--- begin EXCERPTED DATA ---
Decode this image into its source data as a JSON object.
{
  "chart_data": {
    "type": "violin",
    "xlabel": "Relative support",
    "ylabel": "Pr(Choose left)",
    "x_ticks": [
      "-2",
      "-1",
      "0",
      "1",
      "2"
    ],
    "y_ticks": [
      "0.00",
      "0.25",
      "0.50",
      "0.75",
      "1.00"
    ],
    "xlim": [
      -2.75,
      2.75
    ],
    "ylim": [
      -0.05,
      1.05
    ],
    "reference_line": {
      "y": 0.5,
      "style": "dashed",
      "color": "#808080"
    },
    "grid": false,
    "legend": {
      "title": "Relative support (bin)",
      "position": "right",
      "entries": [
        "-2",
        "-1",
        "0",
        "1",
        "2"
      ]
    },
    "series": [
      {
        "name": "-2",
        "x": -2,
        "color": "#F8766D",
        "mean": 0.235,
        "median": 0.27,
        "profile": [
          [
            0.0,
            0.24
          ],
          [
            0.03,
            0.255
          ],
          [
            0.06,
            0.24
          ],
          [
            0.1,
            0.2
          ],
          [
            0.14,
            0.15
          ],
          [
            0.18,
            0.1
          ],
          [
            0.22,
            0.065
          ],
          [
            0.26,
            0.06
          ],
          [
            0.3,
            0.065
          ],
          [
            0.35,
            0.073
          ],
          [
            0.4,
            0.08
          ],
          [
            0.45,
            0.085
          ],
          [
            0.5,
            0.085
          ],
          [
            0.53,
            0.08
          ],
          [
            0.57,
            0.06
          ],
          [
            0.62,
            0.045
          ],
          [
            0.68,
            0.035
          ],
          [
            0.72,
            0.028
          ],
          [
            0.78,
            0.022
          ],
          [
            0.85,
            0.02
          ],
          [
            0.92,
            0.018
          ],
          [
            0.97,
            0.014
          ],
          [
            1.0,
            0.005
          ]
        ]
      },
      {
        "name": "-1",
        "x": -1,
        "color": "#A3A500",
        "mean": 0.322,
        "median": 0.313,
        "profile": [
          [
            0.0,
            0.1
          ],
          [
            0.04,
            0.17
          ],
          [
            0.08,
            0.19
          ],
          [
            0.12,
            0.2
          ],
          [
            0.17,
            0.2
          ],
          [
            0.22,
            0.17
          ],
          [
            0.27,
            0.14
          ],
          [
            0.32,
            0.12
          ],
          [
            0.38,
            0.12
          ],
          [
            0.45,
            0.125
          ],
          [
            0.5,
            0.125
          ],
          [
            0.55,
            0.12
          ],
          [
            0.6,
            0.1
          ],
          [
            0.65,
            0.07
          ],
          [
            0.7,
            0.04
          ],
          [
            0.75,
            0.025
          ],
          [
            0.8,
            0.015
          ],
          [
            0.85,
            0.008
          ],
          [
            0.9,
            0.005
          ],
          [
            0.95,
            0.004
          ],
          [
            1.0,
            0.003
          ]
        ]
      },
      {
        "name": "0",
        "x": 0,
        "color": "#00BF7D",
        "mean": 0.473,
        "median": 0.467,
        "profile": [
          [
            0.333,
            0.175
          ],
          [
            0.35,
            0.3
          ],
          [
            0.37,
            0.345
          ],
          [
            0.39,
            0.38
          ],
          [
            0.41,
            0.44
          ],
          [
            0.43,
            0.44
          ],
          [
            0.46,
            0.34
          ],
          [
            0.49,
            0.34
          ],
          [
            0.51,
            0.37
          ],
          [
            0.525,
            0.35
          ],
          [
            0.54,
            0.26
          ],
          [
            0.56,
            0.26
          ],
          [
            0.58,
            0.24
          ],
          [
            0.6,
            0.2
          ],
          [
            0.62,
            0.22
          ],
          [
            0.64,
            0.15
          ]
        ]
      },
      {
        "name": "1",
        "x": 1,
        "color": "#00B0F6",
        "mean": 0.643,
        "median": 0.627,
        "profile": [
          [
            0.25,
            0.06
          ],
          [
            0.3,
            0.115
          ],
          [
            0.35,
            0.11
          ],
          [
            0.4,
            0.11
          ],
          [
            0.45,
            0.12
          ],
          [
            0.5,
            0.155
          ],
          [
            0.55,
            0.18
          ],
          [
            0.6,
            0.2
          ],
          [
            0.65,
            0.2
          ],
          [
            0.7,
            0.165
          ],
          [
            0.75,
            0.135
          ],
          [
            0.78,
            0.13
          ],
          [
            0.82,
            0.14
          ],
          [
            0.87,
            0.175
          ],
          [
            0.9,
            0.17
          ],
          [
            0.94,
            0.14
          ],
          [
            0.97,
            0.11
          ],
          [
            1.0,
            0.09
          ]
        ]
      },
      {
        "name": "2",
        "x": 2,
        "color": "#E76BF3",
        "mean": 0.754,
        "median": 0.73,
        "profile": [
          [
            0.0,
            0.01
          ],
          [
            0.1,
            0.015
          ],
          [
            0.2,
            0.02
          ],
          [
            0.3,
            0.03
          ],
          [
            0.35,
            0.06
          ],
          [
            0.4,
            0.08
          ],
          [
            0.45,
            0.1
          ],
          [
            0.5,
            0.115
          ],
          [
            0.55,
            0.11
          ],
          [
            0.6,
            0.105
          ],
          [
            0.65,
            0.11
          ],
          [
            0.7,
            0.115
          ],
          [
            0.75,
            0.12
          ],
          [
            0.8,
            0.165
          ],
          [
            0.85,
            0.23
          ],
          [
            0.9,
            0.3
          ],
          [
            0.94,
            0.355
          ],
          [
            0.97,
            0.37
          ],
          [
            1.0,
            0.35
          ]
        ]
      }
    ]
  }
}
--- end EXCERPTED DATA ---
WHAT THE TASK ASKS:
Write the material out again word for word.

THE OUTPUT:
Decode this image into its source data as a JSON object.
{
  "chart_data": {
    "type": "violin",
    "xlabel": "Relative support",
    "ylabel": "Pr(Choose left)",
    "x_ticks": [
      "-2",
      "-1",
      "0",
      "1",
      "2"
    ],
    "y_ticks": [
      "0.00",
      "0.25",
      "0.50",
      "0.75",
      "1.00"
    ],
    "xlim": [
      -2.75,
      2.75
    ],
    "ylim": [
      -0.05,
      1.05
    ],
    "reference_line": {
      "y": 0.5,
      "style": "dashed",
      "color": "#808080"
    },
    "grid": false,
    "legend": {
      "title": "Relative support (bin)",
      "position": "right",
      "entries": [
        "-2",
        "-1",
        "0",
        "1",
        "2"
      ]
    },
    "series": [
      {
        "name": "-2",
        "x": -2,
        "color": "#F8766D",
        "mean": 0.235,
        "median": 0.27,
        "profile": [
          [
            0.0,
            0.24
          ],
          [
            0.03,
            0.255
          ],
          [
            0.06,
            0.24
          ],
          [
            0.1,
            0.2
          ],
          [
            0.14,
            0.15
          ],
          [
            0.18,
            0.1
          ],
          [
            0.22,
            0.065
          ],
          [
            0.26,
            0.06
          ],
          [
            0.3,
            0.065
          ],
          [
            0.35,
            0.073
          ],
          [
            0.4,
            0.08
          ],
          [
            0.45,
            0.085
          ],
          [
            0.5,
            0.085
          ],
          [
            0.53,
            0.08
          ],
          [
            0.57,
            0.06
          ],
          [
            0.62,
            0.045
          ],
          [
            0.68,
            0.035
          ],
          [
            0.72,
            0.028
          ],
          [
            0.78,
            0.022
          ],
          [
            0.85,
            0.02
          ],
          [
            0.92,
            0.018
          ],
          [
            0.97,
            0.014
          ],
          [
            1.0,
            0.005
          ]
        ]
      },
      {
        "name": "-1",
        "x": -1,
        "color": "#A3A500",
        "mean": 0.322,
        "median": 0.313,
        "profile": [
          [
            0.0,
            0.1
          ],
          [
            0.04,
            0.17
          ],
          [
            0.08,
            0.19
          ],
          [
            0.12,
            0.2
          ],
          [
            0.17,
            0.2
          ],
          [
            0.22,
            0.17
          ],
          [
            0.27,
            0.14
          ],
          [
            0.32,
            0.12
          ],
          [
            0.38,
            0.12
          ],
          [
            0.45,
            0.125
          ],
          [
            0.5,
            0.125
          ],
          [
            0.55,
            0.12
          ],
          [
            0.6,
            0.1
          ],
          [
            0.65,
            0.07
          ],
          [
            0.7,
            0.04
          ],
          [
            0.75,
            0.025
          ],
          [
            0.8,
            0.015
          ],
          [
            0.85,
            0.008
          ],
          [
            0.9,
            0.005
          ],
          [
            0.95,
            0.004
          ],
          [
            1.0,
            0.003
          ]
        ]
      },
      {
        "name": "0",
        "x": 0,
        "color": "#00BF7D",
        "mean": 0.473,
        "median": 0.467,
        "profile": [
          [
            0.333,
            0.175
          ],
          [
            0.35,
            0.3
          ],
          [
            0.37,
            0.345
          ],
          [
            0.39,
            0.38
          ],
          [
            0.41,
            0.44
          ],
          [
            0.43,
            0.44
          ],
          [
            0.46,
            0.34
          ],
          [
            0.49,
            0.34
          ],
          [
            0.51,
            0.37
          ],
          [
            0.525,
            0.35
          ],
          [
            0.54,
            0.26
          ],
          [
            0.56,
            0.26
          ],
          [
            0.58,
            0.24
          ],
          [
            0.6,
            0.2
          ],
          [
            0.62,
            0.22
          ],
          [
            0.64,
            0.15
          ]
        ]
      },
      {
        "name": "1",
        "x": 1,
        "color": "#00B0F6",
        "mean": 0.643,
        "median": 0.627,
        "profile": [
          [
            0.25,
            0.06
          ],
          [
            0.3,
            0.115
          ],
          [
            0.35,
            0.11
          ],
          [
            0.4,
            0.11
          ],
          [
            0.45,
            0.12
          ],
          [
            0.5,
            0.155
          ],
          [
            0.55,
            0.18
          ],
          [
            0.6,
            0.2
          ],
          [
            0.65,
            0.2
          ],
          [
            0.7,
            0.165
          ],
          [
            0.75,
            0.135
          ],
          [
            0.78,
            0.13
          ],
          [
            0.82,
            0.14
          ],
          [
            0.87,
            0.175
          ],
          [
            0.9,
            0.17
          ],
          [
            0.94,
            0.14
          ],
          [
            0.97,
            0.11
          ],
          [
            1.0,
            0.09
          ]
        ]
      },
      {
        "name": "2",
        "x": 2,
        "color": "#E76BF3",
        "mean": 0.754,
        "median": 0.73,
        "profile": [
          [
            0.0,
            0.01
          ],
          [
            0.1,
            0.015
          ],
          [
            0.2,
            0.02
          ],
          [
            0.3,
            0.03
          ],
          [
            0.35,
            0.06
          ],
          [
            0.4,
            0.08
          ],
          [
            0.45,
            0.1
          ],
          [
            0.5,
            0.115
          ],
          [
            0.55,
            0.11
          ],
          [
            0.6,
            0.105
          ],
          [
            0.65,
            0.11
          ],
          [
            0.7,
            0.115
          ],
          [
            0.75,
            0.12
          ],
          [
            0.8,
            0.165
          ],
          [
            0.85,
            0.23
          ],
          [
            0.9,
            0.3
          ],
          [
            0.94,
            0.355
          ],
          [
            0.97,
            0.37
          ],
          [
            1.0,
            0.35
          ]
        ]
      }
    ]
  }
}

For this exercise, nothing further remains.